WRITTEN EXERCISE ▸
Every line with the string "step" should be gathered.

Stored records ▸
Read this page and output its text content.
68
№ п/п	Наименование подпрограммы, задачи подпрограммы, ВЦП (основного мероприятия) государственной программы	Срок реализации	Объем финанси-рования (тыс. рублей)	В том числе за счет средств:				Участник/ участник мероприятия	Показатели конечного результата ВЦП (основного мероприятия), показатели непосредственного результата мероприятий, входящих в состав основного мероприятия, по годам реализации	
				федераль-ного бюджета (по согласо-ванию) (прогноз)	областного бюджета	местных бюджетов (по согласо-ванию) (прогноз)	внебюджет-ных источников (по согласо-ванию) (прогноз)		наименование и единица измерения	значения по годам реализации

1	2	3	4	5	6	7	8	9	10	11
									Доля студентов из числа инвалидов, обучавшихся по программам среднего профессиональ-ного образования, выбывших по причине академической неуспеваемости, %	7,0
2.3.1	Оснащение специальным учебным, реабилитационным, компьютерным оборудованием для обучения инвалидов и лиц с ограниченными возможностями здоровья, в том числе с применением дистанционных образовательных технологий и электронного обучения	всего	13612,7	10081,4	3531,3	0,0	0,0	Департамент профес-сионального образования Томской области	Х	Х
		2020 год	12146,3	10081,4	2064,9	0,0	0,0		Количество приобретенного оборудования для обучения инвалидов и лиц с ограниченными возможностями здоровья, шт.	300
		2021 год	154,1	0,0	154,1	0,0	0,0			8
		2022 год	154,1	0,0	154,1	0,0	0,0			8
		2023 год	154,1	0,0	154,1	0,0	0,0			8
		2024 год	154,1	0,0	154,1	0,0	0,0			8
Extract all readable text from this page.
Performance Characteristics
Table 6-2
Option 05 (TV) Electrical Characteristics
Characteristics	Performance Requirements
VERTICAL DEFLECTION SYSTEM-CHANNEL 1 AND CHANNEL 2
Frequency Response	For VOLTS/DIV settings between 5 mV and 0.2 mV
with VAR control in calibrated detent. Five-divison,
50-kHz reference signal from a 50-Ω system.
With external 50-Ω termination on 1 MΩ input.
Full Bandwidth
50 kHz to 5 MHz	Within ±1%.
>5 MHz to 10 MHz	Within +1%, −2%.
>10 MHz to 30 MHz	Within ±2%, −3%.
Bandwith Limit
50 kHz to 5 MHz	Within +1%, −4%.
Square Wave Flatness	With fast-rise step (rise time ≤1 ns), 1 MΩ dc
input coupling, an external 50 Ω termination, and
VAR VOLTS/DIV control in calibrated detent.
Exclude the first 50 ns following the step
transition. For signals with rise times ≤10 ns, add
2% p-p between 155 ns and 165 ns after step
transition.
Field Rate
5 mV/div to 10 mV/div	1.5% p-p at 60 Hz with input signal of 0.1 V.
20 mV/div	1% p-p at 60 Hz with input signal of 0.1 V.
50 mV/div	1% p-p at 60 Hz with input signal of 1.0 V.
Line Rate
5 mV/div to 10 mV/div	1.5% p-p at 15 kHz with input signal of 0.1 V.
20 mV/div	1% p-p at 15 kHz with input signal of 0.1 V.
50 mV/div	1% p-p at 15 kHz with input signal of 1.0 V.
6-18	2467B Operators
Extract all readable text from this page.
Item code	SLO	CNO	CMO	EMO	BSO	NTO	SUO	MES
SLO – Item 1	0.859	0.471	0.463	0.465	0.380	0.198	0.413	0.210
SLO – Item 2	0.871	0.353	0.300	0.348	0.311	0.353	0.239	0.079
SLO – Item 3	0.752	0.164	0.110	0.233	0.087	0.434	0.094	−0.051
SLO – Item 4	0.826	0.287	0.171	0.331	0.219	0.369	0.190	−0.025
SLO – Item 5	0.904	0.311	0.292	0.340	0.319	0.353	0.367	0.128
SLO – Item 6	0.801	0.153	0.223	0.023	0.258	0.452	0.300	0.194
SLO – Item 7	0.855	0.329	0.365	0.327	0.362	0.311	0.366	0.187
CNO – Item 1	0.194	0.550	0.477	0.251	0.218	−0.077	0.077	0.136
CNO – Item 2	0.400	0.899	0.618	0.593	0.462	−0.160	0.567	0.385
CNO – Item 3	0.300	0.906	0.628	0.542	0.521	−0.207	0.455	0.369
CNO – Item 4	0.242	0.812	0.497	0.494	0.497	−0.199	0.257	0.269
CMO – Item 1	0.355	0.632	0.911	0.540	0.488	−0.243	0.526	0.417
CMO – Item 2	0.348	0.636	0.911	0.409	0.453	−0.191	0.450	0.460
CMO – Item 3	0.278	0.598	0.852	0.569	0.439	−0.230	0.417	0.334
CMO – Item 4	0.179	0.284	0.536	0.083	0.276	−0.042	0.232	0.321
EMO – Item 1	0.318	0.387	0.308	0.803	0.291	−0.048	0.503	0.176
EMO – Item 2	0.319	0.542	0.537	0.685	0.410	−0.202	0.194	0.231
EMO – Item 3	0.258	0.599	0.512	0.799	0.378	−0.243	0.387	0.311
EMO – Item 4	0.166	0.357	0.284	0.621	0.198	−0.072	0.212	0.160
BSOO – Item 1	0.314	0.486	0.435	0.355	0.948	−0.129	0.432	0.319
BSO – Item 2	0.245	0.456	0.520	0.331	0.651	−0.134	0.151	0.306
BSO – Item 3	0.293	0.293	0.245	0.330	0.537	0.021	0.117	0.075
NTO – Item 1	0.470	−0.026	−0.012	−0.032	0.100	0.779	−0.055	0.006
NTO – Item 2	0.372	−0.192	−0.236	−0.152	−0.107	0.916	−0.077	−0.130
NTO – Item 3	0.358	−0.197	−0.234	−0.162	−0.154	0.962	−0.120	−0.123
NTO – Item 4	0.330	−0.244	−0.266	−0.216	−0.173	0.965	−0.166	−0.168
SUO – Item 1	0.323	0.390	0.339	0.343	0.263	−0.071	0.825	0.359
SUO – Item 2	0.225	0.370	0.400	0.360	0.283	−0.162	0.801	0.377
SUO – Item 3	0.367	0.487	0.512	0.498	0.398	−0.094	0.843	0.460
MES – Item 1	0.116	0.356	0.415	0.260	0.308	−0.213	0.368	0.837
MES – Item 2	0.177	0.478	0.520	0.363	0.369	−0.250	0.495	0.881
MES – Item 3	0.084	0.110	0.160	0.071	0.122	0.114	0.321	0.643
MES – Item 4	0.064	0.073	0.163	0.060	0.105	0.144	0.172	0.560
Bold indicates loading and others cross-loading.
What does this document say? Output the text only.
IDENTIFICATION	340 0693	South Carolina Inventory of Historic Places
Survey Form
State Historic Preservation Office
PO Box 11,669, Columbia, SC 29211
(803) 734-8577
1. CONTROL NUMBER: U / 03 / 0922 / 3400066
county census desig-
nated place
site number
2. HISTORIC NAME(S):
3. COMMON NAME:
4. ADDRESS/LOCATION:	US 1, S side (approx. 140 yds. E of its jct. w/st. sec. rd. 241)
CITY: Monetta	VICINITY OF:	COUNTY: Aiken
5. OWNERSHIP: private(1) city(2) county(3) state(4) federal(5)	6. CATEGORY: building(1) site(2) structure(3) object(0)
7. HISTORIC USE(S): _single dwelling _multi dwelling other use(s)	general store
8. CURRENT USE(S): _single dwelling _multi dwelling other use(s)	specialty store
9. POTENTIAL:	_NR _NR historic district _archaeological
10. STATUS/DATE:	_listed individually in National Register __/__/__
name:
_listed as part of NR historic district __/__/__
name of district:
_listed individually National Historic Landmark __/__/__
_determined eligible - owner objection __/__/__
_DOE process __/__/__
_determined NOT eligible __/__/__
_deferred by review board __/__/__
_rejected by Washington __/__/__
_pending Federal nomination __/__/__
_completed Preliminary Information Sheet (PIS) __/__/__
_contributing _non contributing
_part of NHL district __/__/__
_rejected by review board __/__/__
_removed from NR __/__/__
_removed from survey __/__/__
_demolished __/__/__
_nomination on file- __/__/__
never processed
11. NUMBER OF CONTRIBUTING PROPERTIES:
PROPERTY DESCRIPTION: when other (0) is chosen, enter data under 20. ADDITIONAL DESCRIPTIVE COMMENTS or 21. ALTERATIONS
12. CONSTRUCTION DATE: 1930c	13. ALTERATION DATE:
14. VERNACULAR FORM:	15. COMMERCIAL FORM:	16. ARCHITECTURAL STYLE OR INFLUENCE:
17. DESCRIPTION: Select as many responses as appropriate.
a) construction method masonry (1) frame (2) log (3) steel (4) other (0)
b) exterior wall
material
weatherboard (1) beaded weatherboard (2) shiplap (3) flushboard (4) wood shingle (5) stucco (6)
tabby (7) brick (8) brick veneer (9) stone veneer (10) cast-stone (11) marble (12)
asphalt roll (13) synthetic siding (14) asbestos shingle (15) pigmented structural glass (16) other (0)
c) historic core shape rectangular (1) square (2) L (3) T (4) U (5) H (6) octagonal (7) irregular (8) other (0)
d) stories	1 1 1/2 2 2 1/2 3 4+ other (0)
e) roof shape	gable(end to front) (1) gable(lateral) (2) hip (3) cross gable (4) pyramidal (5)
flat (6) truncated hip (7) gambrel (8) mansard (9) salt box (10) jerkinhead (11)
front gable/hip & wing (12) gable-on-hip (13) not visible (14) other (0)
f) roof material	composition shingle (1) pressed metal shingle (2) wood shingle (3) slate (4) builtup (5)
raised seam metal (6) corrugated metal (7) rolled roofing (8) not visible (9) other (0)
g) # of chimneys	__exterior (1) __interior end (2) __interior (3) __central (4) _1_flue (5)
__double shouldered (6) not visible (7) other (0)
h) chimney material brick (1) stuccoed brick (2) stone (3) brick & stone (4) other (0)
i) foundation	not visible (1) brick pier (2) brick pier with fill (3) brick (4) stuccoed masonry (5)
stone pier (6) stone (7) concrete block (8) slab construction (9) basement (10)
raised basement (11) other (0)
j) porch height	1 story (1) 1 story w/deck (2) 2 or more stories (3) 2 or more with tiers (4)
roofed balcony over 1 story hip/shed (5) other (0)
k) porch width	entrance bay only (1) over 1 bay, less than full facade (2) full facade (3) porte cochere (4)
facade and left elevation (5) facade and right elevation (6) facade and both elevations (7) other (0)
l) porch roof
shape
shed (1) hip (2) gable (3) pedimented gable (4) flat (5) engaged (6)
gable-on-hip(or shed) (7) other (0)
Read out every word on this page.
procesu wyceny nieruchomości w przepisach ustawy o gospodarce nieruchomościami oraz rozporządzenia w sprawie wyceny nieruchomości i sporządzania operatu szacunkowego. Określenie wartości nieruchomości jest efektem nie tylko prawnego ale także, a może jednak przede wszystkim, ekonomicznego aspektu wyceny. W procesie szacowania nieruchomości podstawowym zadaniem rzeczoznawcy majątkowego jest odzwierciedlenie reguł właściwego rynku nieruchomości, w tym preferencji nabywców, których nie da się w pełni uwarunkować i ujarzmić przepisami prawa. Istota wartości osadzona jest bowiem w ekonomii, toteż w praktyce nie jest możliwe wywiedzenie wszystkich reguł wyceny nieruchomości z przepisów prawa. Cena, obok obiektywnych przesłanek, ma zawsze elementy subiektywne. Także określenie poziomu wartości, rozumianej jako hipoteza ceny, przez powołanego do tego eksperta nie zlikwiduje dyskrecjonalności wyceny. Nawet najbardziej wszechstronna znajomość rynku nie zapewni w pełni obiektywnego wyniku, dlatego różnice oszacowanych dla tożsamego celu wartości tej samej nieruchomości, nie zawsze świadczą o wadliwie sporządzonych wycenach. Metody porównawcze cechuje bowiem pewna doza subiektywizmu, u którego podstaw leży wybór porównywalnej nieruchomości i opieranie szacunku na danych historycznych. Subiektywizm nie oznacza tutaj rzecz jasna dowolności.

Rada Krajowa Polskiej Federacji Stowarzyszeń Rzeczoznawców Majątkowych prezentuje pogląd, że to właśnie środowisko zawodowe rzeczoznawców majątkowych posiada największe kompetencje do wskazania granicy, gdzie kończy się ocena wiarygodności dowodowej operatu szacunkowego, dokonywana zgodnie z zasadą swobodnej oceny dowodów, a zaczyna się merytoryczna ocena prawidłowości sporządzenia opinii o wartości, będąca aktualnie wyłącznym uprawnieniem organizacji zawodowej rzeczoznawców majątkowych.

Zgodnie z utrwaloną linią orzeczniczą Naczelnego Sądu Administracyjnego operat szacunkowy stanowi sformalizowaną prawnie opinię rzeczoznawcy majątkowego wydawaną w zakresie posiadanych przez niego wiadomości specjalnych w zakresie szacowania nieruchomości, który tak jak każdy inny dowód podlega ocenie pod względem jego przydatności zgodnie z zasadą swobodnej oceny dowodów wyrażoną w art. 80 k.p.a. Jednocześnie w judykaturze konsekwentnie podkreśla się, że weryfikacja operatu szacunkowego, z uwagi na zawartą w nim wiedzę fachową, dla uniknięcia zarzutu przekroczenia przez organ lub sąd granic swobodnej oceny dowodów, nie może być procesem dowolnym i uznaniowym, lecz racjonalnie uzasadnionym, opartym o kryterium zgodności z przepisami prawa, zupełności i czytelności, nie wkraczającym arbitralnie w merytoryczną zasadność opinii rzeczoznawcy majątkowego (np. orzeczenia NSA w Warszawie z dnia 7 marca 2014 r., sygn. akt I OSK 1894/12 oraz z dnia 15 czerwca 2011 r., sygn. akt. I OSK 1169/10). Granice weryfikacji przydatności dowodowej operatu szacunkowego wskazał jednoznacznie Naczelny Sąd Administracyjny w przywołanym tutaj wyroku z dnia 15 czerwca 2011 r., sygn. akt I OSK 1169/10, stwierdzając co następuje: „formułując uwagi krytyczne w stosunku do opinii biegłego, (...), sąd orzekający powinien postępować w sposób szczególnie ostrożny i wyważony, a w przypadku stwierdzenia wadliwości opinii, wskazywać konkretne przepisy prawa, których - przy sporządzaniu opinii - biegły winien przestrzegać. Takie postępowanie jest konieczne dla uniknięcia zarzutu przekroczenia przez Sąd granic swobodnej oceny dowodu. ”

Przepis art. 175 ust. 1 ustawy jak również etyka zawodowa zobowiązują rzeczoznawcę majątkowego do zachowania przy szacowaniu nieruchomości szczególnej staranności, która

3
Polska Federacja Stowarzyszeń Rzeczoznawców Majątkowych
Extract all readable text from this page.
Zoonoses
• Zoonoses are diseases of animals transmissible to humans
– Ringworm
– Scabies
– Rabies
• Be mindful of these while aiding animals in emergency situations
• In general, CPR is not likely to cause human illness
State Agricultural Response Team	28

RESPONSE BELOW ▸
Square Wave Flatness	With fast-rise step (rise time ≤1 ns), 1 MΩ dc
Exclude the first 50 ns following the step
2% p-p between 155 ns and 165 ns after step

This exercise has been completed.